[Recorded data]
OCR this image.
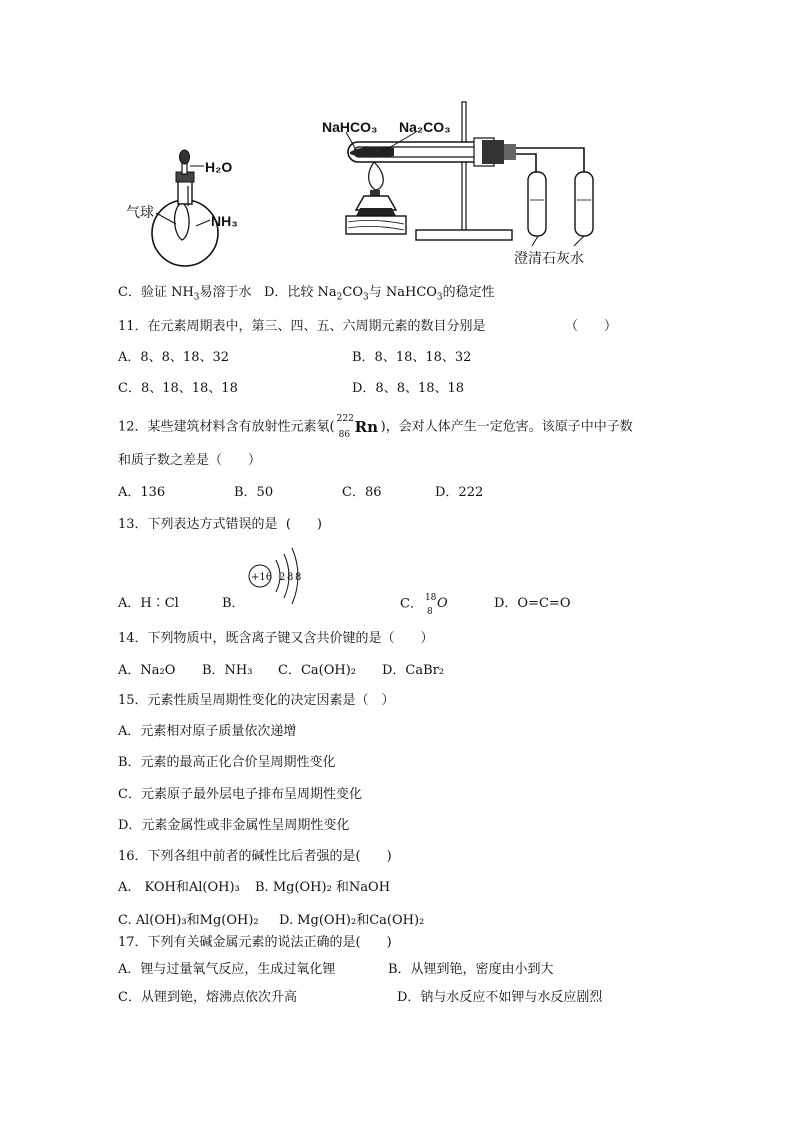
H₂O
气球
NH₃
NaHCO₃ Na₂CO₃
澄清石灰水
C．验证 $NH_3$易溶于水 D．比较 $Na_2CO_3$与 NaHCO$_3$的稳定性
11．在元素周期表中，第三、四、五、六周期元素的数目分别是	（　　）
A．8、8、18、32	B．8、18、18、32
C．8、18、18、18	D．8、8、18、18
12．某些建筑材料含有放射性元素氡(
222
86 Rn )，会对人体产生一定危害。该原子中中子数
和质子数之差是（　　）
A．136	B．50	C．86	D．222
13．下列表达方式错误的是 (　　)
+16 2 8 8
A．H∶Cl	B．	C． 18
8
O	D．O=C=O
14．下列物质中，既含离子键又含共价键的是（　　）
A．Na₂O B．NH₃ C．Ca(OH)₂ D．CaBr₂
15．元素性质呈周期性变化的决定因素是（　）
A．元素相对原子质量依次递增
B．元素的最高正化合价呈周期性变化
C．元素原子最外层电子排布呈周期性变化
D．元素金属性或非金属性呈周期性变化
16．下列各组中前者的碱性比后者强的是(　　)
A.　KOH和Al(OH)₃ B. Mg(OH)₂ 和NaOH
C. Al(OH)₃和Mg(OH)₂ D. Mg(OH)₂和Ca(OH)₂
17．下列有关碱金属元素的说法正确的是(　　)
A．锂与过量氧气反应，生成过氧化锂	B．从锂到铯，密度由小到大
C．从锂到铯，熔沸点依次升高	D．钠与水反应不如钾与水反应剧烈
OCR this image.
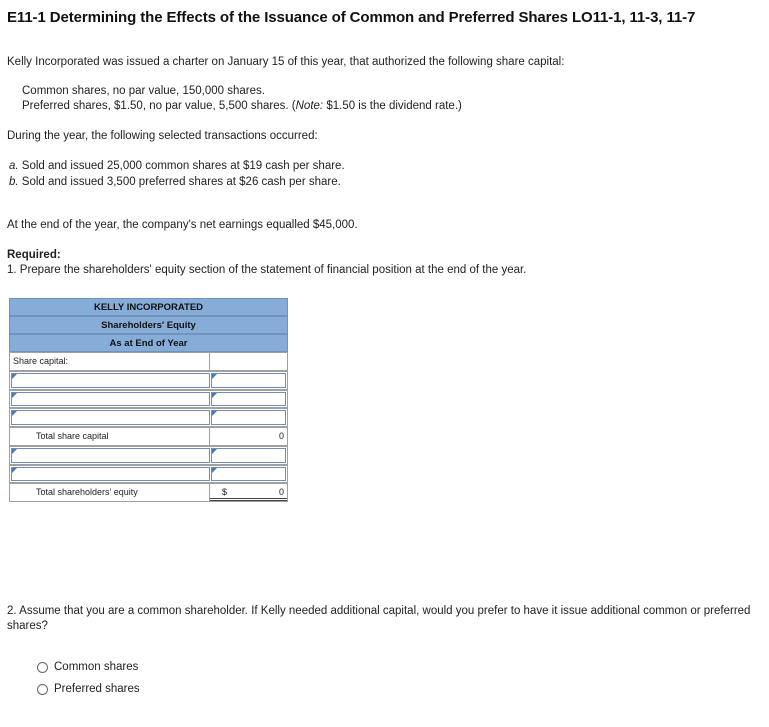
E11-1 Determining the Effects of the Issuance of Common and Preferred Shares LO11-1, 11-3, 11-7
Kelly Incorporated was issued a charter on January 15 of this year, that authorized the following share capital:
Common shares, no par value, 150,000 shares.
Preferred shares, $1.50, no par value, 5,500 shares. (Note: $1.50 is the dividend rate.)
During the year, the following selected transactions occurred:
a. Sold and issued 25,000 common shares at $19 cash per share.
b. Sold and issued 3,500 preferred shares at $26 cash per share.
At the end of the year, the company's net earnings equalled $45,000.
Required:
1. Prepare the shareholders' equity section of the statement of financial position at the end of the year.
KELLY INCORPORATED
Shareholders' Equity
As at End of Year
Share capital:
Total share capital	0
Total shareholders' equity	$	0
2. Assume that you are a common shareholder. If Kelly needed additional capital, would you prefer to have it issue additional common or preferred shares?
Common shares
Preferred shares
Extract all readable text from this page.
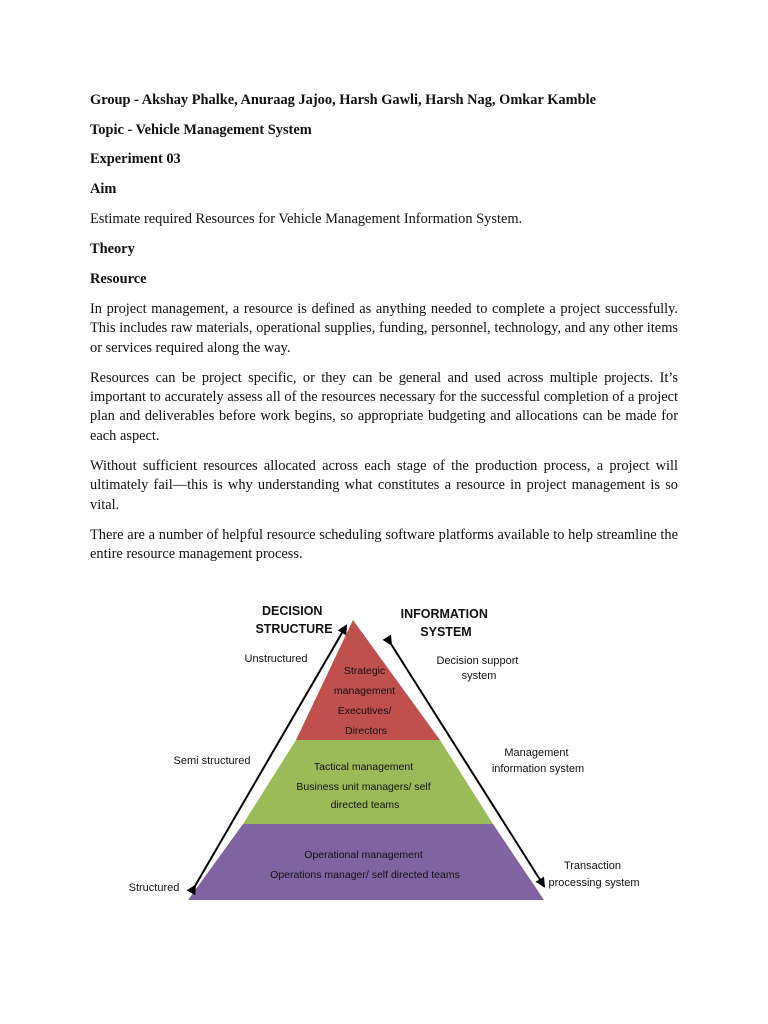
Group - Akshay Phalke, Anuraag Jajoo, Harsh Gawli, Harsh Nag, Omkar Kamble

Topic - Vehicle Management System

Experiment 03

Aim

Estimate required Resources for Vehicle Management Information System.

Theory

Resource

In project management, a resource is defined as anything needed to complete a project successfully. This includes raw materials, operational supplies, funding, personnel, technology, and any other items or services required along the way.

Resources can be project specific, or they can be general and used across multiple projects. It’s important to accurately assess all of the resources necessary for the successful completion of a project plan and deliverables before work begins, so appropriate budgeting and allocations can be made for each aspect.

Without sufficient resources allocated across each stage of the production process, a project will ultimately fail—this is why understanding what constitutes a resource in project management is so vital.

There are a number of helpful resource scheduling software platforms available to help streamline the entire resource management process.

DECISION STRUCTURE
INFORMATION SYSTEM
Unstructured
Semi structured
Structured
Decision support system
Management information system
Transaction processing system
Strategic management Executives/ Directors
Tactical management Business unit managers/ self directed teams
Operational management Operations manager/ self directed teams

Directive
Count the lines of the material that include the word "following", then report only the total.

Result for this task
2